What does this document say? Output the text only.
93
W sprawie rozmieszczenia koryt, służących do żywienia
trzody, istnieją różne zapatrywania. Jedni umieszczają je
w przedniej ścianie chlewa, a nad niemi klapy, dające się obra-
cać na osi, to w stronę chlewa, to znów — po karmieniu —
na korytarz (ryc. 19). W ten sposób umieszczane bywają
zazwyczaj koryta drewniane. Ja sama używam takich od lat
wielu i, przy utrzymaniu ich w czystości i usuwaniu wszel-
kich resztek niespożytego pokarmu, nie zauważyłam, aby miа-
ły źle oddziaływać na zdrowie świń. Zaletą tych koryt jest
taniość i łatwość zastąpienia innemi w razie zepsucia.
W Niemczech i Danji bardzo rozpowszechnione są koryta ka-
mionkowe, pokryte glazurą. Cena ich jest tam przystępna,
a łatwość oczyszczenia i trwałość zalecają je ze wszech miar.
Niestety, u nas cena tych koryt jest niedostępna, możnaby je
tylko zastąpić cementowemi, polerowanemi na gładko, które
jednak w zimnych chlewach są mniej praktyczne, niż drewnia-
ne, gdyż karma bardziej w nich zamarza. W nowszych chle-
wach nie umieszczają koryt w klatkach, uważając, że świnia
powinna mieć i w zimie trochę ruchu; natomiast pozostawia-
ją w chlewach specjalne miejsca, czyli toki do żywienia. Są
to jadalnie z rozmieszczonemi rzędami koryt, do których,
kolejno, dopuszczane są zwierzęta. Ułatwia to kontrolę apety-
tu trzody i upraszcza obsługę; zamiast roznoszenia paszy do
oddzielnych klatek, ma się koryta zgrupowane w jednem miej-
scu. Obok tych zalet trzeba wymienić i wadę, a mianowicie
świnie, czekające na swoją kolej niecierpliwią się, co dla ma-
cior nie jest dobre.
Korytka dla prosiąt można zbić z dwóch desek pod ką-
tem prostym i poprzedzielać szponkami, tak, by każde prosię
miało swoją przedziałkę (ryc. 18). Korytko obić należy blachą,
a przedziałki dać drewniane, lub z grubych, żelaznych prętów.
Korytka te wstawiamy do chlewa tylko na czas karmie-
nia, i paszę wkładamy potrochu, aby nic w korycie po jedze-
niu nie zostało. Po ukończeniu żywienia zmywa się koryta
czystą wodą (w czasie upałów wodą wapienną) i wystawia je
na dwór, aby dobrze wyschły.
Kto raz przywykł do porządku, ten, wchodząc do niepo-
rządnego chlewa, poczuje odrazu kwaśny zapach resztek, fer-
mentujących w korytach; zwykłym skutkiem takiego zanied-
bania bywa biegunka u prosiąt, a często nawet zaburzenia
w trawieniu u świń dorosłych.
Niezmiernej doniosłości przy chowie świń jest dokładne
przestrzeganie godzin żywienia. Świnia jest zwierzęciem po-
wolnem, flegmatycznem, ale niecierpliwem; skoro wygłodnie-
---
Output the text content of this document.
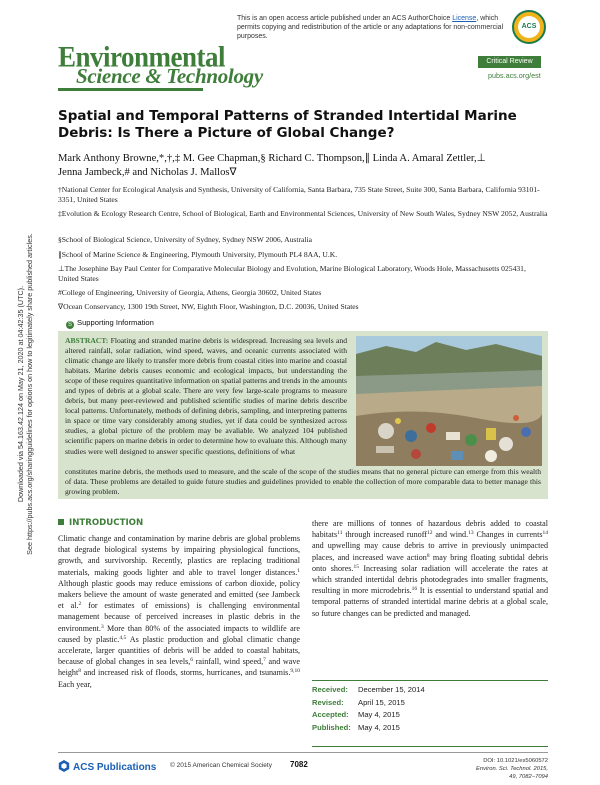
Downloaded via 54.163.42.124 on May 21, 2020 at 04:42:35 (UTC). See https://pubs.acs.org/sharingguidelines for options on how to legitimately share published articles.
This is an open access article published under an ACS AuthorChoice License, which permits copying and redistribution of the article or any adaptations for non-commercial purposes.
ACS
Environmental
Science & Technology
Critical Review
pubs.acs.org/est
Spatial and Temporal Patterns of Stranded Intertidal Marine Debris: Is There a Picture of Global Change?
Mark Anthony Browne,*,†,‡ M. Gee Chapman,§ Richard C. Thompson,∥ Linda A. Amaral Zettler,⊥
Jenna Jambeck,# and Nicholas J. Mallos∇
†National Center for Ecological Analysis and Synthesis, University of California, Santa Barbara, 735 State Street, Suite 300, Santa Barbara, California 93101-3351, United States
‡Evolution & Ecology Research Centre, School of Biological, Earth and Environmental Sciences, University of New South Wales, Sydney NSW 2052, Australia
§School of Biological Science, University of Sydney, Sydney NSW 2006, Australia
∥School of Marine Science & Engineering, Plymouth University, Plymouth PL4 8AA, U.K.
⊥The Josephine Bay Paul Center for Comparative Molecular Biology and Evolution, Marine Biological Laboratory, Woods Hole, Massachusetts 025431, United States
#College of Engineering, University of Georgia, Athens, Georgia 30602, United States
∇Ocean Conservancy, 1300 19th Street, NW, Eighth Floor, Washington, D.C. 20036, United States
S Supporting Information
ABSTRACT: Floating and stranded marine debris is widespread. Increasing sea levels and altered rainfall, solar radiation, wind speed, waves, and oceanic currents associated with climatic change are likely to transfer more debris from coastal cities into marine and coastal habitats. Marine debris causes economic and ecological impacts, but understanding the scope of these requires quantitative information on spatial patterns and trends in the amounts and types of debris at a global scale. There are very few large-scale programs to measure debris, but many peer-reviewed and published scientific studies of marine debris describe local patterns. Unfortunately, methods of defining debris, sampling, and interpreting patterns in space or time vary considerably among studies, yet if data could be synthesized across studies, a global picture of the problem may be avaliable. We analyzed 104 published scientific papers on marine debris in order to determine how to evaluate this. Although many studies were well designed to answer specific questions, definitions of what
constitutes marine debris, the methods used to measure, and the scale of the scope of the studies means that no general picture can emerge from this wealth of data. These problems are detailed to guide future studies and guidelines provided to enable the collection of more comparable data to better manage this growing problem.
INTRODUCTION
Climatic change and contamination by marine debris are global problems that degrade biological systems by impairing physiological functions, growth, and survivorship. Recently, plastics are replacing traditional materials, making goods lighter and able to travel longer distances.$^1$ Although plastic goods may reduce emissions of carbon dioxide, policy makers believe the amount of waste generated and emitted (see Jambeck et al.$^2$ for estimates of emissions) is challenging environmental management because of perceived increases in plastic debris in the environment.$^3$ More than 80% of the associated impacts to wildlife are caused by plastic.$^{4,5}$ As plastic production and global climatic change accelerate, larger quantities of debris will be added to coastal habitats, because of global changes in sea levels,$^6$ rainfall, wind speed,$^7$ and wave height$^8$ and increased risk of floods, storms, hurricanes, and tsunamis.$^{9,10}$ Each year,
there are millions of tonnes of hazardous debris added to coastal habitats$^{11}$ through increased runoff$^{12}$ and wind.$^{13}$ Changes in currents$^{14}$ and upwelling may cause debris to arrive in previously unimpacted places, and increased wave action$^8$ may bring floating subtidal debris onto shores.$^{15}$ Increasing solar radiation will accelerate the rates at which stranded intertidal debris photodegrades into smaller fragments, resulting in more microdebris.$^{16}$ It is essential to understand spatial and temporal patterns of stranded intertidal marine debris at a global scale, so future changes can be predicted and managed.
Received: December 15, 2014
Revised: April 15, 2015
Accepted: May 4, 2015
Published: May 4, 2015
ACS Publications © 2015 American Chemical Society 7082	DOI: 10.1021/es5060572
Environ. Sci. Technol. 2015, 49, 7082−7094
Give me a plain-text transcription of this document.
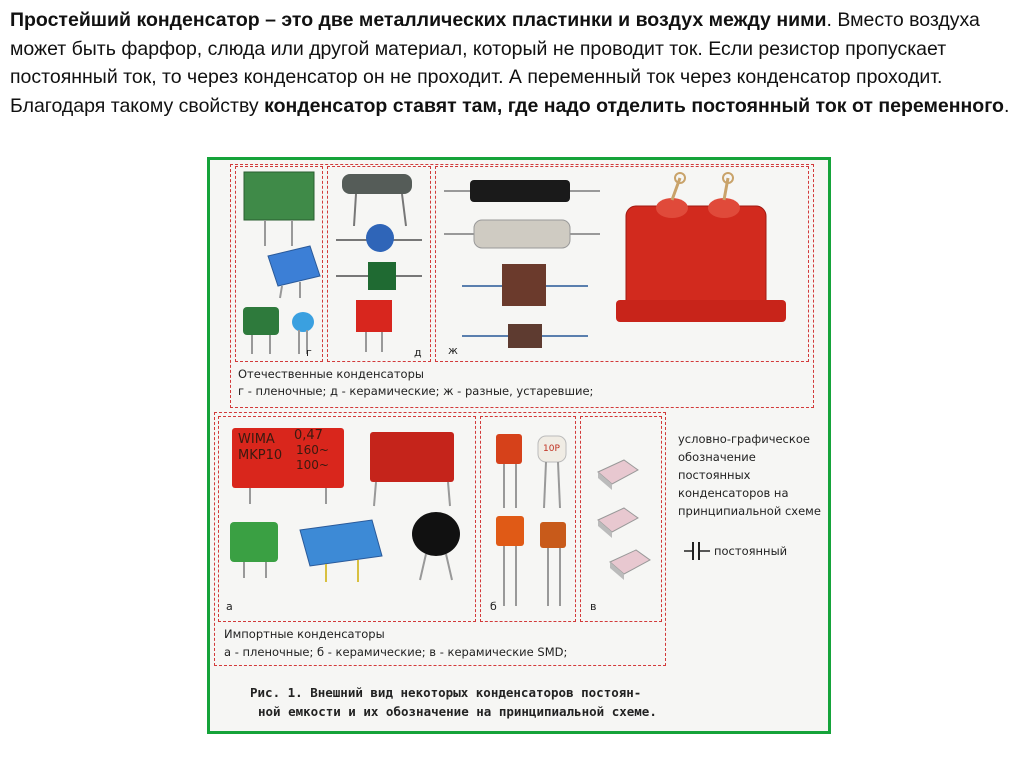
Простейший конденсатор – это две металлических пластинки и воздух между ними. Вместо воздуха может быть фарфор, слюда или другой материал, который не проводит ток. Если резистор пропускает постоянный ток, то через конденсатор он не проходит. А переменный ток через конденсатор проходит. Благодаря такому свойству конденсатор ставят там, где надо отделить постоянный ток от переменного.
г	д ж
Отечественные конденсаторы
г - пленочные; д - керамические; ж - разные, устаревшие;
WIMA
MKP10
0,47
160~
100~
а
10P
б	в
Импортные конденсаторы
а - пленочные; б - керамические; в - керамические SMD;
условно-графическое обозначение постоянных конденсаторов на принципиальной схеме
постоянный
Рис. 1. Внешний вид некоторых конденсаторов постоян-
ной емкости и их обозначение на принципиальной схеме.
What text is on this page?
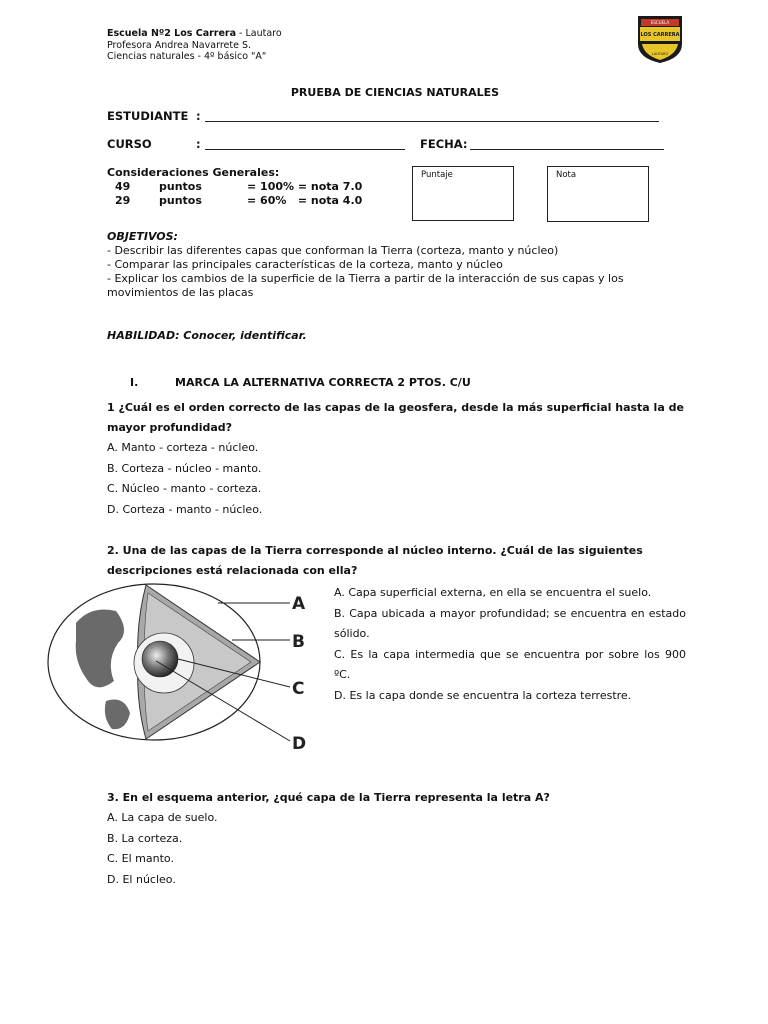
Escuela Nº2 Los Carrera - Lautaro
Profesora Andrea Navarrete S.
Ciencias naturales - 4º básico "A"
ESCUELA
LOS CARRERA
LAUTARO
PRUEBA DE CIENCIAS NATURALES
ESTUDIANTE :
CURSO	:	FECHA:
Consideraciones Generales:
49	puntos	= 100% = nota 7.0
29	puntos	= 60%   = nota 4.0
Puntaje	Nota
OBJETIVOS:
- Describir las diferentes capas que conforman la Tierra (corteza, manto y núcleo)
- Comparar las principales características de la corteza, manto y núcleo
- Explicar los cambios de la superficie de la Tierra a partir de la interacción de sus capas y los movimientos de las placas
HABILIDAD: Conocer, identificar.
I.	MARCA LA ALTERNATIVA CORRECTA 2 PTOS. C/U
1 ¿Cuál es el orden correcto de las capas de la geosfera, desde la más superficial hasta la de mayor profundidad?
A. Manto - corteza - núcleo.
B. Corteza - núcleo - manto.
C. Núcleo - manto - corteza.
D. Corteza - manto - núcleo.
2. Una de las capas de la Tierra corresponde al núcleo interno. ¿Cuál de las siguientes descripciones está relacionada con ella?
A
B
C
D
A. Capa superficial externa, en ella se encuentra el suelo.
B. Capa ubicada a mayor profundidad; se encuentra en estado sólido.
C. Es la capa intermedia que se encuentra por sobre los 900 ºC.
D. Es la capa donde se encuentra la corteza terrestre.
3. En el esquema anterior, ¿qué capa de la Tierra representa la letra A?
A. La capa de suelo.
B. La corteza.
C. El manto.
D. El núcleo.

[Task] Identify the lines that contain the string "Jambeck", and copy every one of them.

[Answer to the exercise]
Jenna Jambeck,# and Nicholas J. Mallos∇
Climatic change and contamination by marine debris are global problems that degrade biological systems by impairing physiological functions, growth, and survivorship. Recently, plastics are replacing traditional materials, making goods lighter and able to travel longer distances.$^1$ Although plastic goods may reduce emissions of carbon dioxide, policy makers believe the amount of waste generated and emitted (see Jambeck et al.$^2$ for estimates of emissions) is challenging environmental management because of perceived increases in plastic debris in the environment.$^3$ More than 80% of the associated impacts to wildlife are caused by plastic.$^{4,5}$ As plastic production and global climatic change accelerate, larger quantities of debris will be added to coastal habitats, because of global changes in sea levels,$^6$ rainfall, wind speed,$^7$ and wave height$^8$ and increased risk of floods, storms, hurricanes, and tsunamis.$^{9,10}$ Each year,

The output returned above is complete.